**JOB:** Every line containing the word "board" needs to be found and copied.

[Dataset rows]

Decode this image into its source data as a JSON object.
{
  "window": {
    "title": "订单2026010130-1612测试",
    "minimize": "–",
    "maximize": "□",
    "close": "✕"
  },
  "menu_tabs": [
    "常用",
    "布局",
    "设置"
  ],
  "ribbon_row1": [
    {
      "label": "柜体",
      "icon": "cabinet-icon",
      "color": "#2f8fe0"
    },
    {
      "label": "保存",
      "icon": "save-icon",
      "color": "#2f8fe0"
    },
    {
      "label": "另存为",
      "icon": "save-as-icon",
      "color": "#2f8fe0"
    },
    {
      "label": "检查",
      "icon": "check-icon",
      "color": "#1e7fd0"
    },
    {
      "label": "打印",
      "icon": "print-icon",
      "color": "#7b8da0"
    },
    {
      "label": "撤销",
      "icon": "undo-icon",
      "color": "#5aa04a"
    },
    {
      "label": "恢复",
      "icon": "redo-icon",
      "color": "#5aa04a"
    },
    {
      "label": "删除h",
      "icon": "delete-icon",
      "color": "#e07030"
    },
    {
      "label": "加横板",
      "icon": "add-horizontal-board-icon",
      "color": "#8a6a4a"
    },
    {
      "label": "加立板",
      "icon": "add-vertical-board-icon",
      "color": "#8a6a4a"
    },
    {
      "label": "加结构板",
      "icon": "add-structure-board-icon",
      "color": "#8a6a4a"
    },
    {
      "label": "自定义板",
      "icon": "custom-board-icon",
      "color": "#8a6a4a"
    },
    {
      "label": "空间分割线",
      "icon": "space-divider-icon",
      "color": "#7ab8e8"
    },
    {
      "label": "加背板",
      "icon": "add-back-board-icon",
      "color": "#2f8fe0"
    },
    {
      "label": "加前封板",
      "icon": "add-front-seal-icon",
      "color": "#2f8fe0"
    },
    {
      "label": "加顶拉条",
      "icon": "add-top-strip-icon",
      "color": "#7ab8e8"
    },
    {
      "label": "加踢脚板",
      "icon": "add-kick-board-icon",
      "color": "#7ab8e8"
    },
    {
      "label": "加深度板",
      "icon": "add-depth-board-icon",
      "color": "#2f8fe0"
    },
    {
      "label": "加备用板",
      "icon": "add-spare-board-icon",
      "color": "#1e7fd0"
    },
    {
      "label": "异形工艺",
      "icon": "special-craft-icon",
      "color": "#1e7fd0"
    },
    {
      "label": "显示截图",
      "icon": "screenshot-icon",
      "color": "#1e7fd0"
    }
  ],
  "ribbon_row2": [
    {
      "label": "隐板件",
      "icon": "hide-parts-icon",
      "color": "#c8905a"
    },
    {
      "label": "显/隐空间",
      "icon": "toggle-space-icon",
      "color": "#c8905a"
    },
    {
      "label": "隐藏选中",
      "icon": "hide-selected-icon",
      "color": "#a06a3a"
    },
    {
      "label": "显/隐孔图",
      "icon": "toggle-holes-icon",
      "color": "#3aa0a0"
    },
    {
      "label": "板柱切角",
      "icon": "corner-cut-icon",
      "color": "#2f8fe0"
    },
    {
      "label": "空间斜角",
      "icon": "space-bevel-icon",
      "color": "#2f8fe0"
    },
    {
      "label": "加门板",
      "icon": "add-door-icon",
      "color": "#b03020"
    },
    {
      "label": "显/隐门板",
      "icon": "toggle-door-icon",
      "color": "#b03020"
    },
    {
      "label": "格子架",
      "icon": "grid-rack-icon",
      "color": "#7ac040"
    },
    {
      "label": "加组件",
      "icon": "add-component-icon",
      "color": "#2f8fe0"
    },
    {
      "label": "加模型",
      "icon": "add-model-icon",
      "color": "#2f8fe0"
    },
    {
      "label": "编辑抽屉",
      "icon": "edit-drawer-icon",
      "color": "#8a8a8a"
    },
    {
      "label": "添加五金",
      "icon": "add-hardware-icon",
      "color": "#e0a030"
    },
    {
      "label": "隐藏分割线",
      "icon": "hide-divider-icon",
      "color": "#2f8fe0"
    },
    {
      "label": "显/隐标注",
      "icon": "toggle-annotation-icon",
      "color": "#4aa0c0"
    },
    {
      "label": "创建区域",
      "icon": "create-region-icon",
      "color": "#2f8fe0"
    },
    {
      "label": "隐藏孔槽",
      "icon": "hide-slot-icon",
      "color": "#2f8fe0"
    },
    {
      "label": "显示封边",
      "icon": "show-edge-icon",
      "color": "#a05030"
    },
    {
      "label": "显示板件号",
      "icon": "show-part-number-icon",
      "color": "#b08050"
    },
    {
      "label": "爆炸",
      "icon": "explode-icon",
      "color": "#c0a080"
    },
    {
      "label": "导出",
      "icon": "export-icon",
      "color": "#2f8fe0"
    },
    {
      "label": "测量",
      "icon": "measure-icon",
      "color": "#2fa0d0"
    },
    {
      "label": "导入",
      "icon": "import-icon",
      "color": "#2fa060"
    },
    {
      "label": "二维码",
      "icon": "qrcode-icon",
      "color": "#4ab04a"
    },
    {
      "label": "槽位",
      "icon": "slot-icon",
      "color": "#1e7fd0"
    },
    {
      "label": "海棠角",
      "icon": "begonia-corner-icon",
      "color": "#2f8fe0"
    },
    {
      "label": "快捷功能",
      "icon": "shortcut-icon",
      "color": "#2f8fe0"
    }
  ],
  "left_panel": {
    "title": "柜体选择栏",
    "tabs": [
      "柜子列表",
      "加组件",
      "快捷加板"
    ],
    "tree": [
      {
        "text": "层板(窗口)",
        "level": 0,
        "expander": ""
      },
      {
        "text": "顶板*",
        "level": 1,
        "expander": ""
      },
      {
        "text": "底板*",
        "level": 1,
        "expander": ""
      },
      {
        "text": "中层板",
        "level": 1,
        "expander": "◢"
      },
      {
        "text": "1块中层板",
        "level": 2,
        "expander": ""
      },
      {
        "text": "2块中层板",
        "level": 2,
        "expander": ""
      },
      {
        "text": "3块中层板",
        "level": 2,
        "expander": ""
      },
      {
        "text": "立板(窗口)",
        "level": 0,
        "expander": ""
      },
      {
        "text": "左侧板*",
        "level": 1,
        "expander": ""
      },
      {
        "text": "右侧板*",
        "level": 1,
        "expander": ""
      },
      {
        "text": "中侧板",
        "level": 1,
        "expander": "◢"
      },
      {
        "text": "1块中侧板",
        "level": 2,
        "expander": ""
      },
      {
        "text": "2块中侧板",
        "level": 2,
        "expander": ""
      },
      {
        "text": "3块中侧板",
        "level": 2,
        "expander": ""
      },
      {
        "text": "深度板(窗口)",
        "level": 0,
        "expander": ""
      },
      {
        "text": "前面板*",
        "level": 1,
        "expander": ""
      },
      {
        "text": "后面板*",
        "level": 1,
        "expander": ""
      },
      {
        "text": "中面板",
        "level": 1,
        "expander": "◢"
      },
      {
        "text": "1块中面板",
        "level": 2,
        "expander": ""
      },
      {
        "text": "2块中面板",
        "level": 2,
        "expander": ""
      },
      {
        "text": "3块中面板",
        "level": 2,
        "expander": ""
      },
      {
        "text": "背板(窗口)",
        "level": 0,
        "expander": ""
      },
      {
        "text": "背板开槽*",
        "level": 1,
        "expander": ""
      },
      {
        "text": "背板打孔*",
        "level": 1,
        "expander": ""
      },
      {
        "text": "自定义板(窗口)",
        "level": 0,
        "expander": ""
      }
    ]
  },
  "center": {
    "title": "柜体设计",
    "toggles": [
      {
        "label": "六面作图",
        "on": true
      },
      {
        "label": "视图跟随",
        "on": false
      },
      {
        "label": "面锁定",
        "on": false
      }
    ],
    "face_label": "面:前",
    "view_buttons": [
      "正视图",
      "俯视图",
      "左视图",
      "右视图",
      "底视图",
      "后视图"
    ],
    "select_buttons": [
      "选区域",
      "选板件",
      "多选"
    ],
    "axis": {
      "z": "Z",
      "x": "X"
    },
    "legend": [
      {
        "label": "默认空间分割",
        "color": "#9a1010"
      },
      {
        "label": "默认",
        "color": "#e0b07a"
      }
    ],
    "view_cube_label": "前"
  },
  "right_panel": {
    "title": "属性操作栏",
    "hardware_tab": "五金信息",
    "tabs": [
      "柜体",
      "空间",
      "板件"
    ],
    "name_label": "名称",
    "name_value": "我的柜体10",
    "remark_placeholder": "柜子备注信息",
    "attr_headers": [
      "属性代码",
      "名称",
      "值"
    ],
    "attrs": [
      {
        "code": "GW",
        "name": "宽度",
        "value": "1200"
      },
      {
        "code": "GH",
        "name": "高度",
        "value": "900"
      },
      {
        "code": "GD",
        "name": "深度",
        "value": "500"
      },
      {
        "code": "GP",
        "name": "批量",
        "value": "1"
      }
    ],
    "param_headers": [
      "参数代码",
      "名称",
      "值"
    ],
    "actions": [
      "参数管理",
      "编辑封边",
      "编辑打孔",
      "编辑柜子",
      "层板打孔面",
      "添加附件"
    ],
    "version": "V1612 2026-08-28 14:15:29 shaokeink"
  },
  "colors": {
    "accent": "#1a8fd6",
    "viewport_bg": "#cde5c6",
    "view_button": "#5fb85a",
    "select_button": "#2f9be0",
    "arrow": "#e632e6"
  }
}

**ANSWER FOR THE TASK:**
      "icon": "add-horizontal-board-icon",
      "icon": "add-vertical-board-icon",
      "icon": "add-structure-board-icon",
      "icon": "custom-board-icon",
      "icon": "add-back-board-icon",
      "icon": "add-kick-board-icon",
      "icon": "add-depth-board-icon",
      "icon": "add-spare-board-icon",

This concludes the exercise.